Written instruction:
Reproduce the listing word for word. Skip any image.

Excerpted data:
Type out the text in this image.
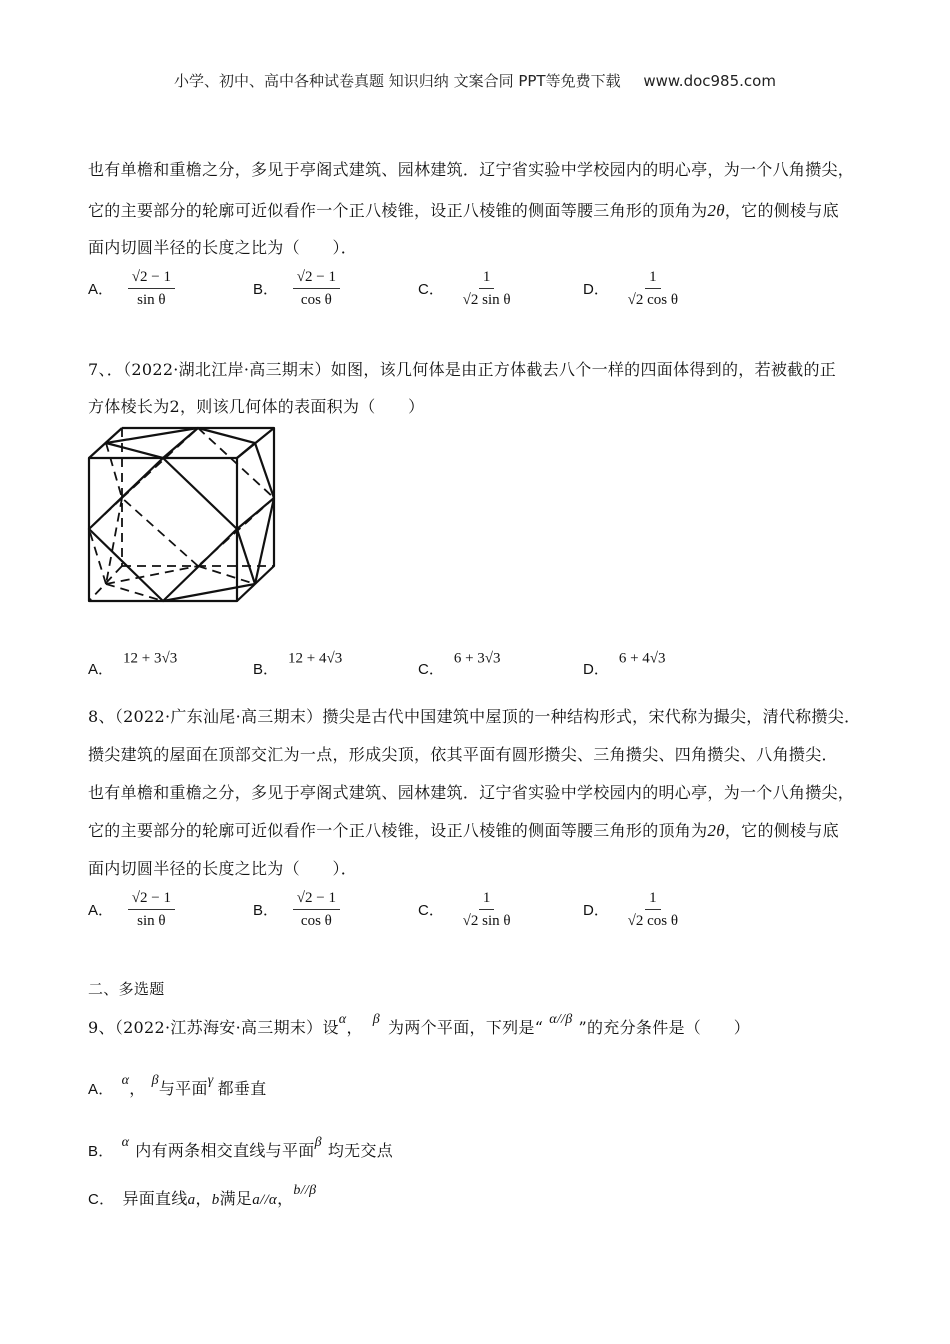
小学、初中、高中各种试卷真题 知识归纳 文案合同 PPT等免费下载 www.doc985.com
也有单檐和重檐之分，多见于亭阁式建筑、园林建筑．辽宁省实验中学校园内的明心亭，为一个八角攒尖，
它的主要部分的轮廓可近似看作一个正八棱锥，设正八棱锥的侧面等腰三角形的顶角为2θ，它的侧棱与底
面内切圆半径的长度之比为（　　）．
A． $\frac{√2 - 1}{\text{sin θ}}$	B． $\frac{√2 - 1}{\text{cos θ}}$	C． $\frac{1}{\text{√2 sin θ}}$	D． $\frac{1}{\text{√2 cos θ}}$
7、．（2022·湖北江岸·高三期末）如图，该几何体是由正方体截去八个一样的四面体得到的，若被截的正
方体棱长为2，则该几何体的表面积为（　　）
A．12 + 3√3
B．12 + 4√3
C．6 + 3√3
D．6 + 4√3
8、（2022·广东汕尾·高三期末）攒尖是古代中国建筑中屋顶的一种结构形式，宋代称为撮尖，清代称攒尖．
攒尖建筑的屋面在顶部交汇为一点，形成尖顶，依其平面有圆形攒尖、三角攒尖、四角攒尖、八角攒尖．
也有单檐和重檐之分，多见于亭阁式建筑、园林建筑．辽宁省实验中学校园内的明心亭，为一个八角攒尖，
它的主要部分的轮廓可近似看作一个正八棱锥，设正八棱锥的侧面等腰三角形的顶角为2θ，它的侧棱与底
面内切圆半径的长度之比为（　　）．
A． $\frac{√2 - 1}{\text{sin θ}}$	B． $\frac{√2 - 1}{\text{cos θ}}$	C． $\frac{1}{\text{√2 sin θ}}$	D． $\frac{1}{\text{√2 cos θ}}$
二、多选题
9、（2022·江苏海安·高三期末）设α， β 为两个平面，下列是“ α//β ”的充分条件是（　　）
A．α， β与平面γ 都垂直
B．α 内有两条相交直线与平面β 均无交点
C． 异面直线a，b满足a//α，b//β
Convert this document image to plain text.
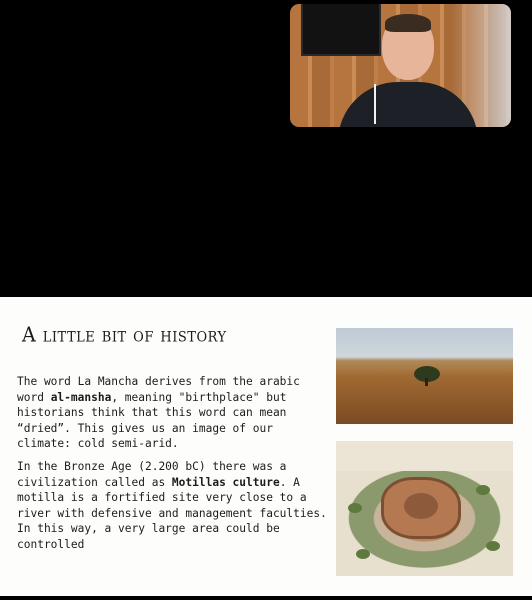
A little bit of history
The word La Mancha derives from the arabic word al-mansha, meaning "birthplace" but historians think that this word can mean “dried”. This gives us an image of our climate: cold semi-arid.
In the Bronze Age (2.200 bC) there was a civilization called as Motillas culture. A motilla is a fortified site very close to a river with defensive and management faculties. In this way, a very large area could be controlled
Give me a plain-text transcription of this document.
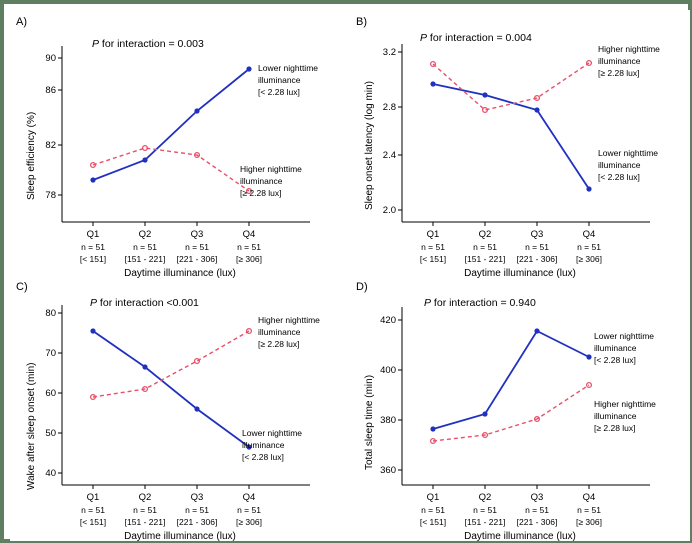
A)
P for interaction = 0.003
Sleep efficiency (%)
90
86
82
78
Lower nighttime
illuminance
[< 2.28 lux]
Higher nighttime
illuminance
[≥ 2.28 lux]
Q1
n = 51
[< 151]
Q2
n = 51
[151 - 221]
Q3
n = 51
[221 - 306]
Q4
n = 51
[≥ 306]
Daytime illuminance (lux)
B)
P for interaction = 0.004
Sleep onset latency (log min)
3.2
2.8
2.4
2.0
Higher nighttime
illuminance
[≥ 2.28 lux]
Lower nighttime
illuminance
[< 2.28 lux]
Q1
n = 51
[< 151]
Q2
n = 51
[151 - 221]
Q3
n = 51
[221 - 306]
Q4
n = 51
[≥ 306]
Daytime illuminance (lux)
C)
P for interaction <0.001
Wake after sleep onset (min)
80
70
60
50
40
Higher nighttime
illuminance
[≥ 2.28 lux]
Lower nighttime
illuminance
[< 2.28 lux]
Q1
n = 51
[< 151]
Q2
n = 51
[151 - 221]
Q3
n = 51
[221 - 306]
Q4
n = 51
[≥ 306]
Daytime illuminance (lux)
D)
P for interaction = 0.940
Total sleep time (min)
420
400
380
360
Lower nighttime
illuminance
[< 2.28 lux]
Higher nighttime
illuminance
[≥ 2.28 lux]
Q1
n = 51
[< 151]
Q2
n = 51
[151 - 221]
Q3
n = 51
[221 - 306]
Q4
n = 51
[≥ 306]
Daytime illuminance (lux)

Response for this exercise:
Type out the text in this image.
小学、初中、高中各种试卷真题 知识归纳 文案合同 PPT等免费下载 www.doc985.com
也有单檐和重檐之分，多见于亭阁式建筑、园林建筑．辽宁省实验中学校园内的明心亭，为一个八角攒尖，
它的主要部分的轮廓可近似看作一个正八棱锥，设正八棱锥的侧面等腰三角形的顶角为2θ，它的侧棱与底
面内切圆半径的长度之比为（　　）．
A． $\frac{√2 - 1}{\text{sin θ}}$	B． $\frac{√2 - 1}{\text{cos θ}}$	C． $\frac{1}{\text{√2 sin θ}}$	D． $\frac{1}{\text{√2 cos θ}}$
7、．（2022·湖北江岸·高三期末）如图，该几何体是由正方体截去八个一样的四面体得到的，若被截的正
方体棱长为2，则该几何体的表面积为（　　）
A．12 + 3√3
B．12 + 4√3
C．6 + 3√3
D．6 + 4√3
8、（2022·广东汕尾·高三期末）攒尖是古代中国建筑中屋顶的一种结构形式，宋代称为撮尖，清代称攒尖．
攒尖建筑的屋面在顶部交汇为一点，形成尖顶，依其平面有圆形攒尖、三角攒尖、四角攒尖、八角攒尖．
也有单檐和重檐之分，多见于亭阁式建筑、园林建筑．辽宁省实验中学校园内的明心亭，为一个八角攒尖，
它的主要部分的轮廓可近似看作一个正八棱锥，设正八棱锥的侧面等腰三角形的顶角为2θ，它的侧棱与底
面内切圆半径的长度之比为（　　）．
A． $\frac{√2 - 1}{\text{sin θ}}$	B． $\frac{√2 - 1}{\text{cos θ}}$	C． $\frac{1}{\text{√2 sin θ}}$	D． $\frac{1}{\text{√2 cos θ}}$
二、多选题
9、（2022·江苏海安·高三期末）设α， β 为两个平面，下列是“ α//β ”的充分条件是（　　）
A．α， β与平面γ 都垂直
B．α 内有两条相交直线与平面β 均无交点
C． 异面直线a，b满足a//α，b//β
Convert this document image to plain text.
A little bit of history
The word La Mancha derives from the arabic word al-mansha, meaning "birthplace" but historians think that this word can mean “dried”. This gives us an image of our climate: cold semi-arid.
In the Bronze Age (2.200 bC) there was a civilization called as Motillas culture. A motilla is a fortified site very close to a river with defensive and management faculties. In this way, a very large area could be controlled
Give me a plain-text transcription of this document.
A)
P for interaction = 0.003
Sleep efficiency (%)
90
86
82
78
Lower nighttime
illuminance
[< 2.28 lux]
Higher nighttime
illuminance
[≥ 2.28 lux]
Q1
n = 51
[< 151]
Q2
n = 51
[151 - 221]
Q3
n = 51
[221 - 306]
Q4
n = 51
[≥ 306]
Daytime illuminance (lux)
B)
P for interaction = 0.004
Sleep onset latency (log min)
3.2
2.8
2.4
2.0
Higher nighttime
illuminance
[≥ 2.28 lux]
Lower nighttime
illuminance
[< 2.28 lux]
Q1
n = 51
[< 151]
Q2
n = 51
[151 - 221]
Q3
n = 51
[221 - 306]
Q4
n = 51
[≥ 306]
Daytime illuminance (lux)
C)
P for interaction <0.001
Wake after sleep onset (min)
80
70
60
50
40
Higher nighttime
illuminance
[≥ 2.28 lux]
Lower nighttime
illuminance
[< 2.28 lux]
Q1
n = 51
[< 151]
Q2
n = 51
[151 - 221]
Q3
n = 51
[221 - 306]
Q4
n = 51
[≥ 306]
Daytime illuminance (lux)
D)
P for interaction = 0.940
Total sleep time (min)
420
400
380
360
Lower nighttime
illuminance
[< 2.28 lux]
Higher nighttime
illuminance
[≥ 2.28 lux]
Q1
n = 51
[< 151]
Q2
n = 51
[151 - 221]
Q3
n = 51
[221 - 306]
Q4
n = 51
[≥ 306]
Daytime illuminance (lux)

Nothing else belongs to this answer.